Requirement => All of the records below should be output exactly.

(Extracted records)
....................

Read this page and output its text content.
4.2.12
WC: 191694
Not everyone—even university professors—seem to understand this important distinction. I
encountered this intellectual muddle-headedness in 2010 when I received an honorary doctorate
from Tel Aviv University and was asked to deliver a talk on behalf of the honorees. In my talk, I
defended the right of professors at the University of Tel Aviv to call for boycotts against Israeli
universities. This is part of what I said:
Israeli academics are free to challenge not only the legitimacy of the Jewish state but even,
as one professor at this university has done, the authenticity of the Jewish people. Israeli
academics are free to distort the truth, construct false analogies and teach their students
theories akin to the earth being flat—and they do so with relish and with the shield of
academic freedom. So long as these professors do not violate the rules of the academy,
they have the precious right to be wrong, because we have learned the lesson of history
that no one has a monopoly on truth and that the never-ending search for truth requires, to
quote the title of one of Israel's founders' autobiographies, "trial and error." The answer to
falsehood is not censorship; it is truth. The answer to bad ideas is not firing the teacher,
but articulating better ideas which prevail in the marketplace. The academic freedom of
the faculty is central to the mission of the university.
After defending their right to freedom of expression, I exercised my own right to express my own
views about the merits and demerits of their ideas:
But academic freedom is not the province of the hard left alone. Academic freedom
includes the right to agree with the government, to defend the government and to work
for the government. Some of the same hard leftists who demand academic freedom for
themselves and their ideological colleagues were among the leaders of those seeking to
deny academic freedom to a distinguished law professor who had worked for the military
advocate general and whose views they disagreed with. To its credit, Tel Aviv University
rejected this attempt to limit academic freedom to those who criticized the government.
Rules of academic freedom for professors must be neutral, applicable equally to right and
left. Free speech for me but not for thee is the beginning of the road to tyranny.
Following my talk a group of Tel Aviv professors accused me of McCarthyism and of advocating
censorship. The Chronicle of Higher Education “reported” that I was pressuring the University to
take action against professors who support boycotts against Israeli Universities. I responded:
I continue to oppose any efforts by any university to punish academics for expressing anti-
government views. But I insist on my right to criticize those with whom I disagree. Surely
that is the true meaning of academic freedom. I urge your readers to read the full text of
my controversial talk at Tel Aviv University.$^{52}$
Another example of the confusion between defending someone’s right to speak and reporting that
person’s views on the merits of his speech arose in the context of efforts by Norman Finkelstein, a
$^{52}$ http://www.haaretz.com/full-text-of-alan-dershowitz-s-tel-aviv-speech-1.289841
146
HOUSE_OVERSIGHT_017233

....................

Response for this exercise =>
Read this page and output its text content.
4.2.12
WC: 191694
Not everyone—even university professors—seem to understand this important distinction. I
encountered this intellectual muddle-headedness in 2010 when I received an honorary doctorate
from Tel Aviv University and was asked to deliver a talk on behalf of the honorees. In my talk, I
defended the right of professors at the University of Tel Aviv to call for boycotts against Israeli
universities. This is part of what I said:
Israeli academics are free to challenge not only the legitimacy of the Jewish state but even,
as one professor at this university has done, the authenticity of the Jewish people. Israeli
academics are free to distort the truth, construct false analogies and teach their students
theories akin to the earth being flat—and they do so with relish and with the shield of
academic freedom. So long as these professors do not violate the rules of the academy,
they have the precious right to be wrong, because we have learned the lesson of history
that no one has a monopoly on truth and that the never-ending search for truth requires, to
quote the title of one of Israel's founders' autobiographies, "trial and error." The answer to
falsehood is not censorship; it is truth. The answer to bad ideas is not firing the teacher,
but articulating better ideas which prevail in the marketplace. The academic freedom of
the faculty is central to the mission of the university.
After defending their right to freedom of expression, I exercised my own right to express my own
views about the merits and demerits of their ideas:
But academic freedom is not the province of the hard left alone. Academic freedom
includes the right to agree with the government, to defend the government and to work
for the government. Some of the same hard leftists who demand academic freedom for
themselves and their ideological colleagues were among the leaders of those seeking to
deny academic freedom to a distinguished law professor who had worked for the military
advocate general and whose views they disagreed with. To its credit, Tel Aviv University
rejected this attempt to limit academic freedom to those who criticized the government.
Rules of academic freedom for professors must be neutral, applicable equally to right and
left. Free speech for me but not for thee is the beginning of the road to tyranny.
Following my talk a group of Tel Aviv professors accused me of McCarthyism and of advocating
censorship. The Chronicle of Higher Education “reported” that I was pressuring the University to
take action against professors who support boycotts against Israeli Universities. I responded:
I continue to oppose any efforts by any university to punish academics for expressing anti-
government views. But I insist on my right to criticize those with whom I disagree. Surely
that is the true meaning of academic freedom. I urge your readers to read the full text of
my controversial talk at Tel Aviv University.$^{52}$
Another example of the confusion between defending someone’s right to speak and reporting that
person’s views on the merits of his speech arose in the context of efforts by Norman Finkelstein, a
$^{52}$ http://www.haaretz.com/full-text-of-alan-dershowitz-s-tel-aviv-speech-1.289841
146
HOUSE_OVERSIGHT_017233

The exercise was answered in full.